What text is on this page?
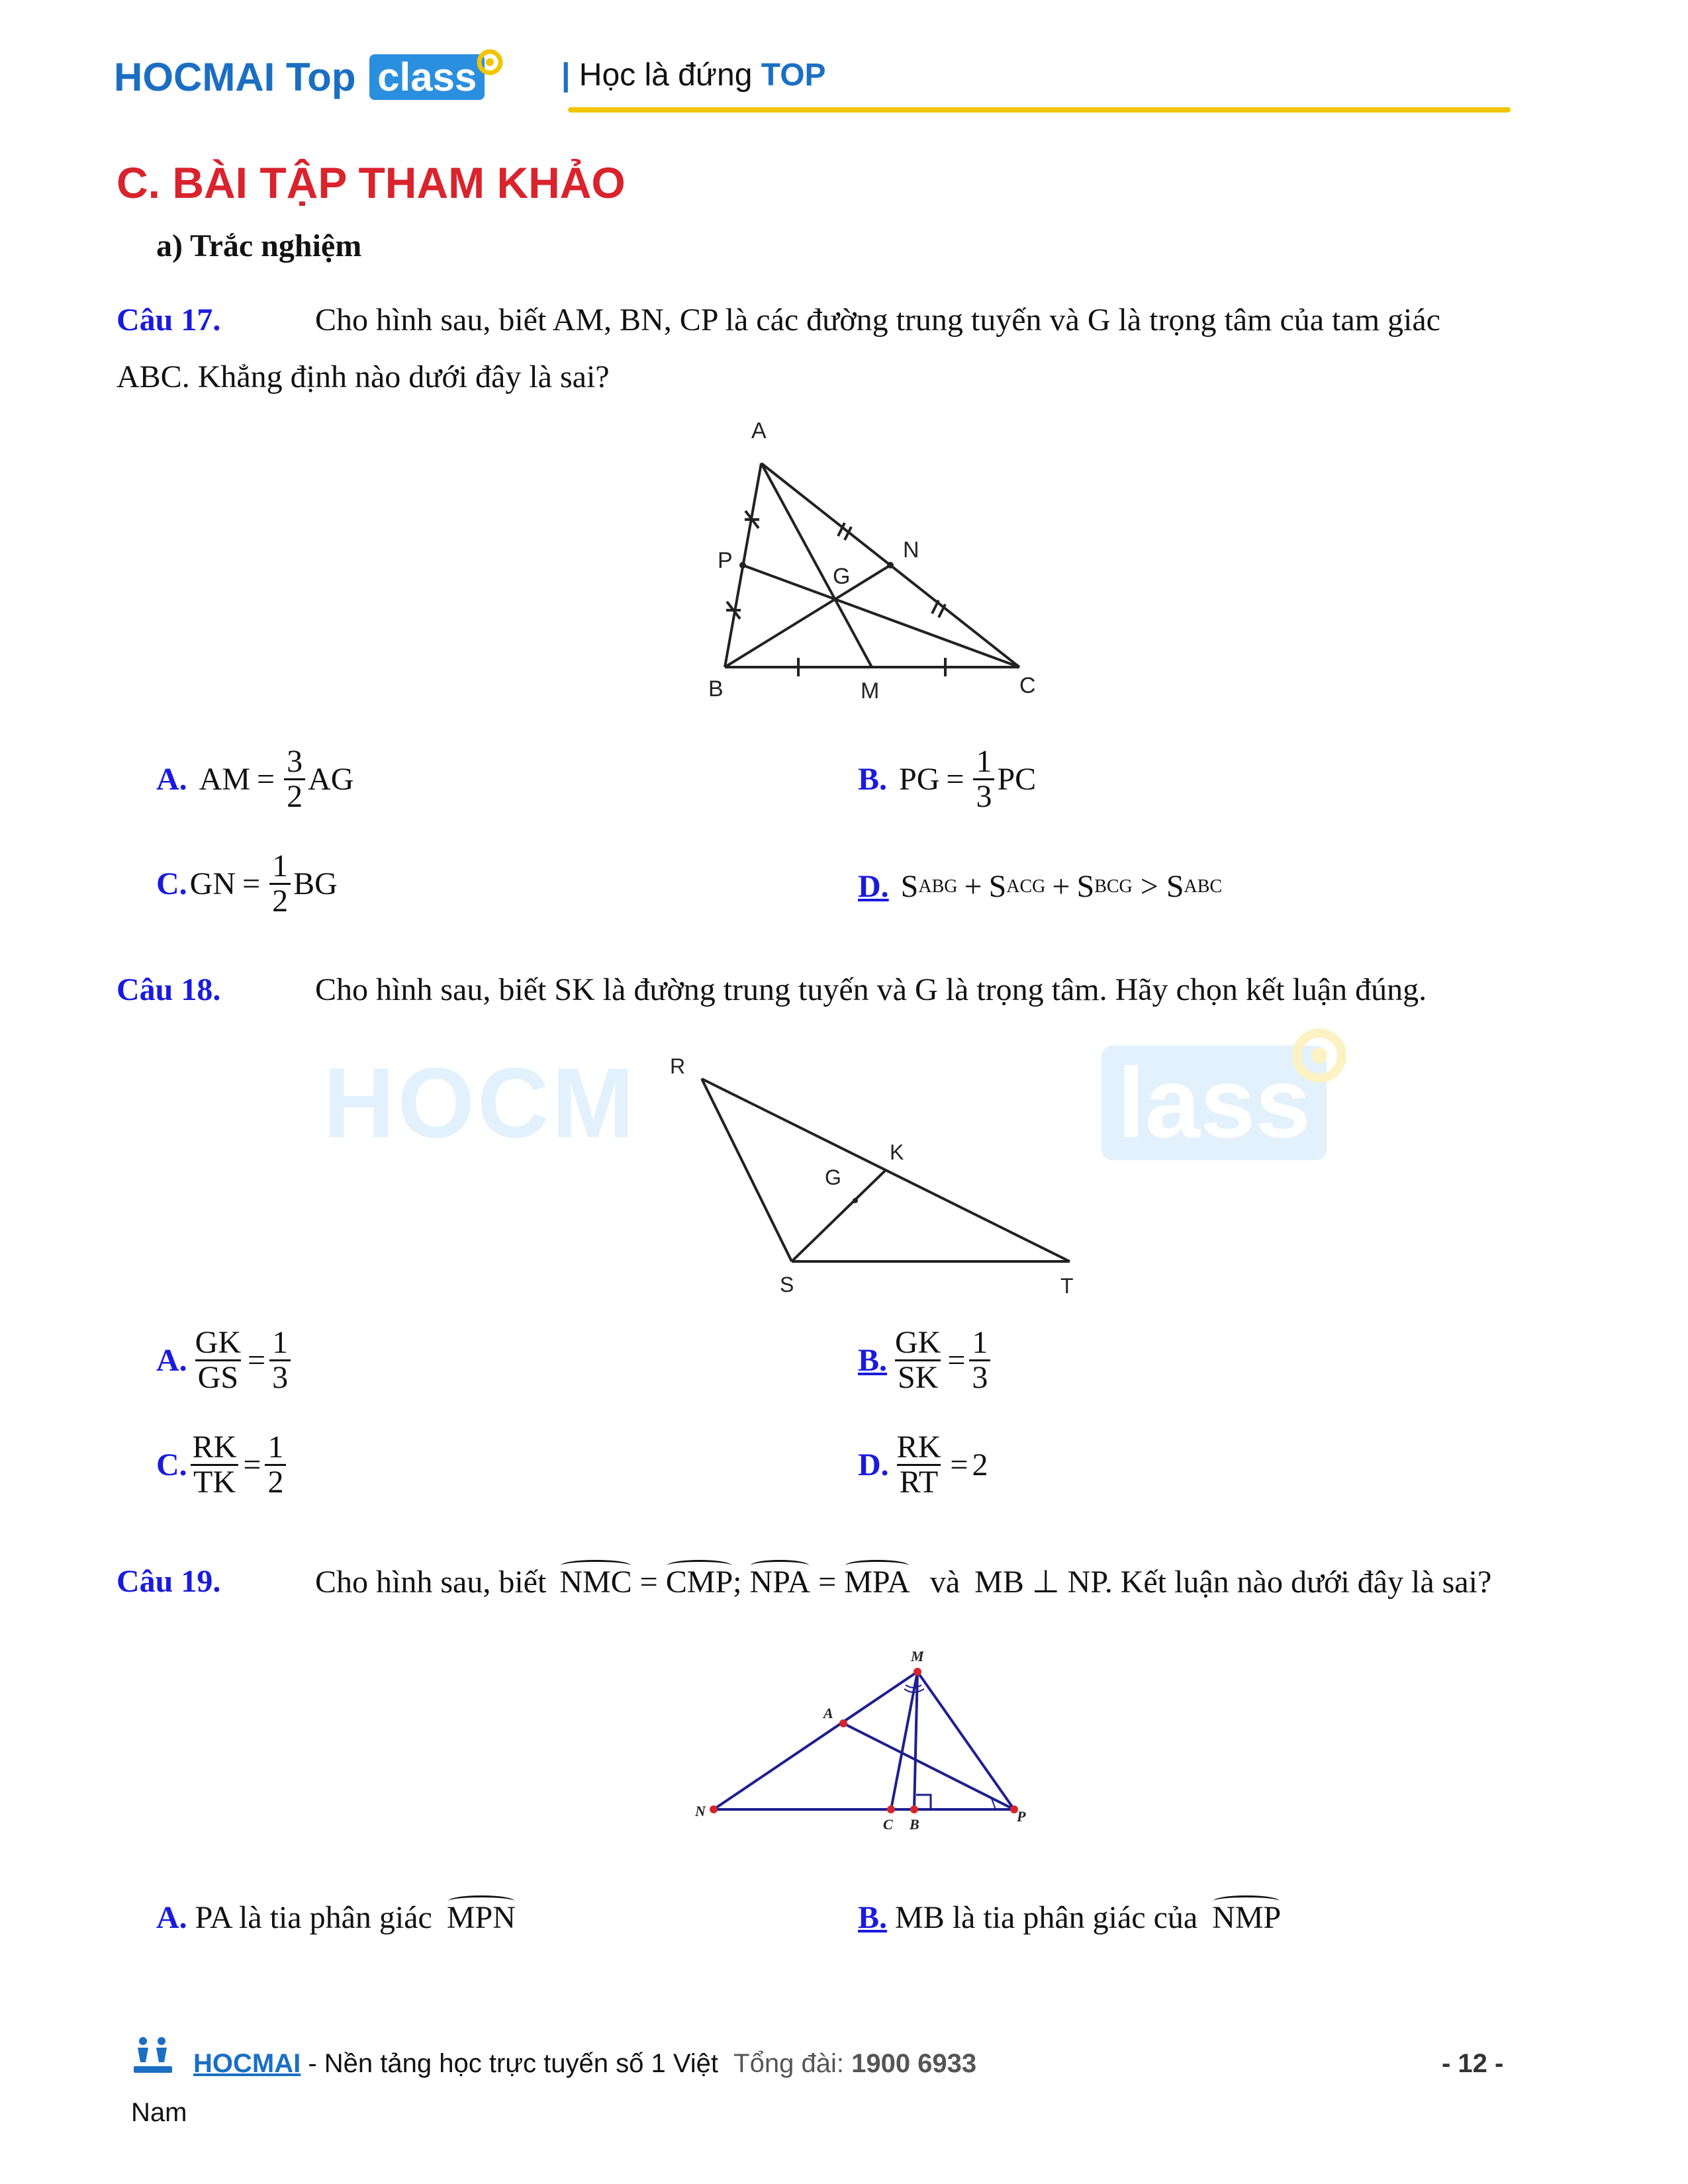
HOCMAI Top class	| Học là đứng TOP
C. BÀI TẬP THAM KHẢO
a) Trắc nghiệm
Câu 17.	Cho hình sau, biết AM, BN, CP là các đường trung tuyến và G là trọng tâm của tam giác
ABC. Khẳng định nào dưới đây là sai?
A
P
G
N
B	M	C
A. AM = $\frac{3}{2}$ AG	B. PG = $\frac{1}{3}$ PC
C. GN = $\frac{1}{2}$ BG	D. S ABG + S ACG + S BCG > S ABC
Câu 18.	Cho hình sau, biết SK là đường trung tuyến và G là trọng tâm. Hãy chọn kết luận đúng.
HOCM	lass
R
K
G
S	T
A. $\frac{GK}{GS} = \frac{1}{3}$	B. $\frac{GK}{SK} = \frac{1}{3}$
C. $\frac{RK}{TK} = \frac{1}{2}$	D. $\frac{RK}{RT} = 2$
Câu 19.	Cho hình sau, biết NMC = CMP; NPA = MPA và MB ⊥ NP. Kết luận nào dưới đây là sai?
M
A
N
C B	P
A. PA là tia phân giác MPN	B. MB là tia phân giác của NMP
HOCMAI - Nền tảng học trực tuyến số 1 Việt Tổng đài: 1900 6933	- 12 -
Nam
* * *
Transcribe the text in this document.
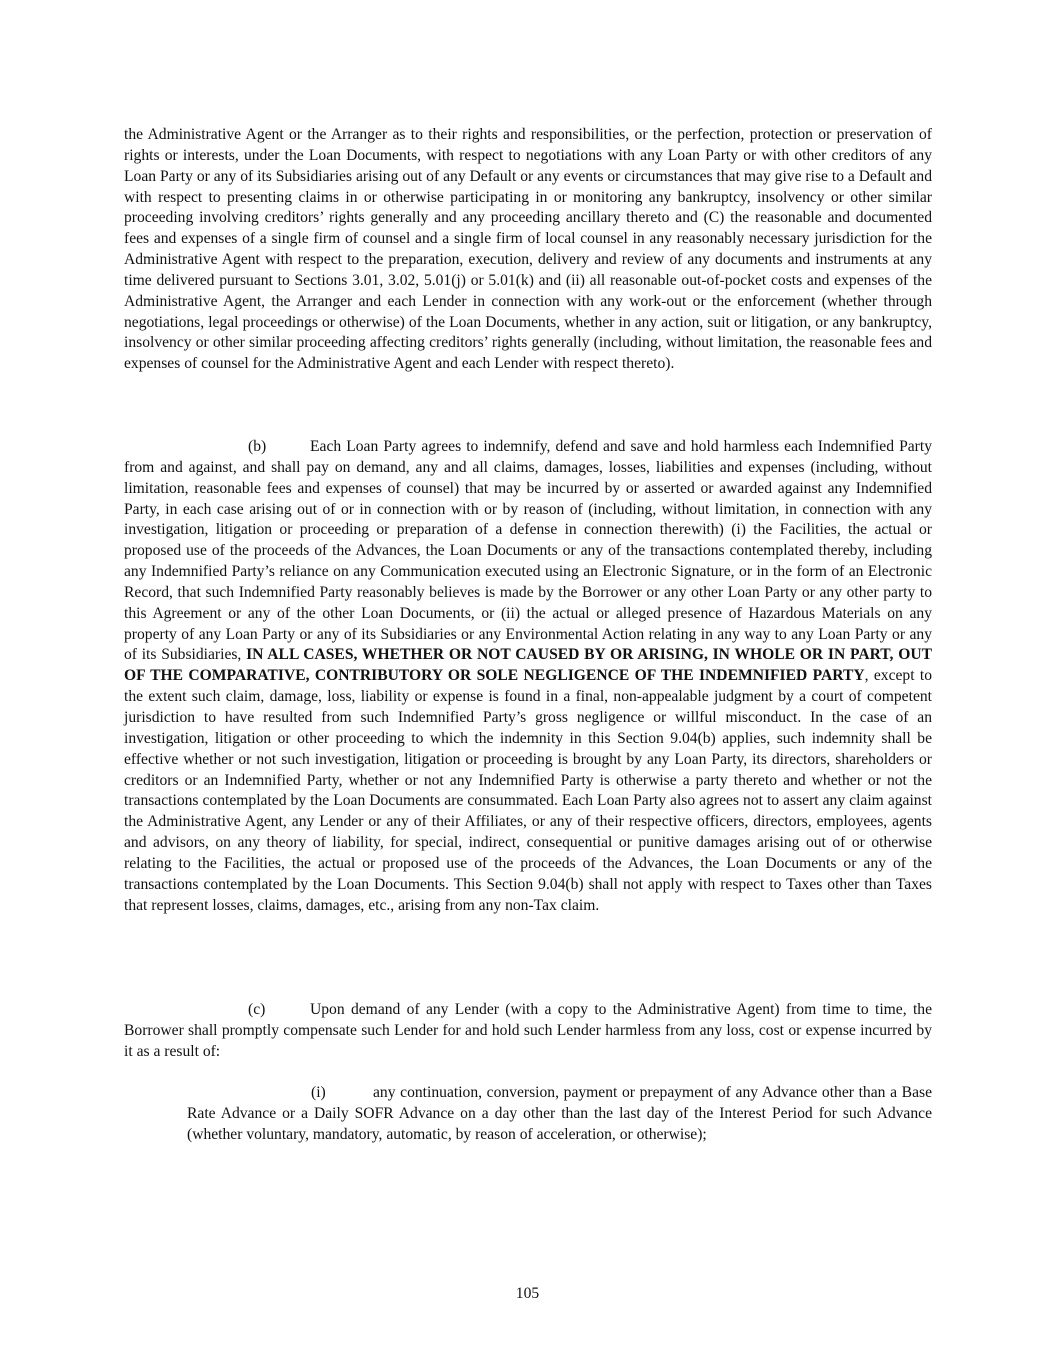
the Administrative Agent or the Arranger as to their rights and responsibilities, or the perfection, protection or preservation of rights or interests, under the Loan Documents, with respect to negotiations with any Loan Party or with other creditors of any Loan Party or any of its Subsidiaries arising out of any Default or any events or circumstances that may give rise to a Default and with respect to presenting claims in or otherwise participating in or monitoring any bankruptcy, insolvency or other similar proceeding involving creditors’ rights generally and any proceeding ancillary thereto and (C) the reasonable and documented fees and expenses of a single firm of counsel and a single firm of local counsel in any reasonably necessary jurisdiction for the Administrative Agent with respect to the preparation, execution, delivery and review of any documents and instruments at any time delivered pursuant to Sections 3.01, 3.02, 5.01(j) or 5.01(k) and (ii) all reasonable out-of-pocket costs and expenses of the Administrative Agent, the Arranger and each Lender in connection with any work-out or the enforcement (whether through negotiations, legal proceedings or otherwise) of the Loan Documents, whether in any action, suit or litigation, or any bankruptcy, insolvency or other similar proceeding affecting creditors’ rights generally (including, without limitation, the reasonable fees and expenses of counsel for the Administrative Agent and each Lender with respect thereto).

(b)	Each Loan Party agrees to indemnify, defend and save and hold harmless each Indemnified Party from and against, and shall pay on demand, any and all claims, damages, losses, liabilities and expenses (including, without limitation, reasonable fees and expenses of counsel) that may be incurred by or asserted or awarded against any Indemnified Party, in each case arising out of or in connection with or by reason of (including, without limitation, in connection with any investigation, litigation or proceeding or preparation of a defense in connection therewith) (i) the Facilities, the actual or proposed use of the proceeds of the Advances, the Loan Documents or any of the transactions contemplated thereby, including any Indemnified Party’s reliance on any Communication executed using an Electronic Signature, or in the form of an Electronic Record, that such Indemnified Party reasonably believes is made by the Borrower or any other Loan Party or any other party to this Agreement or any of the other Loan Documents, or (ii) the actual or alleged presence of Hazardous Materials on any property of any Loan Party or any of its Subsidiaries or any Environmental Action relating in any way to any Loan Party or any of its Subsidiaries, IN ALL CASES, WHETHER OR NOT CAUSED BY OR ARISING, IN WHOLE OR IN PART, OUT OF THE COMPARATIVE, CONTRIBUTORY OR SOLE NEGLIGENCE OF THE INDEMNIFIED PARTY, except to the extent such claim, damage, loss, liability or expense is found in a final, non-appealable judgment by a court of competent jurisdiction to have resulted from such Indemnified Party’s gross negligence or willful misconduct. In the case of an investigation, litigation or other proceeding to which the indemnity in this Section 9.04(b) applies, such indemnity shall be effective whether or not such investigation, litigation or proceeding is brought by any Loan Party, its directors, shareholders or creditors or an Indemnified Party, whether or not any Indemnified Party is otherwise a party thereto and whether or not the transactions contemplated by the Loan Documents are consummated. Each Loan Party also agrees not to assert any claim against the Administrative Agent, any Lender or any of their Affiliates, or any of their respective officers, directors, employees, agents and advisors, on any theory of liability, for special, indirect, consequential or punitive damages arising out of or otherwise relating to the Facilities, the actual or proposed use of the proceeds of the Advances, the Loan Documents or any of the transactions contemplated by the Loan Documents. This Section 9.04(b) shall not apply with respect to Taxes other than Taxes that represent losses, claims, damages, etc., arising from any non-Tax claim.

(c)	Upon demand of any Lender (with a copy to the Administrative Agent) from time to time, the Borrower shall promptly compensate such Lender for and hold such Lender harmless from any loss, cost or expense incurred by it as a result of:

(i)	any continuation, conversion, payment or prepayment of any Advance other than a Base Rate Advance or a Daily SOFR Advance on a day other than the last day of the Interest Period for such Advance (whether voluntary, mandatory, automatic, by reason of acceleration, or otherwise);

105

## TASK OBJECTIVE
Copy each line of the records containing the string "trung".

## SOLUTION TO THIS EXERCISE
Câu 17.	Cho hình sau, biết AM, BN, CP là các đường trung tuyến và G là trọng tâm của tam giác
Câu 18.	Cho hình sau, biết SK là đường trung tuyến và G là trọng tâm. Hãy chọn kết luận đúng.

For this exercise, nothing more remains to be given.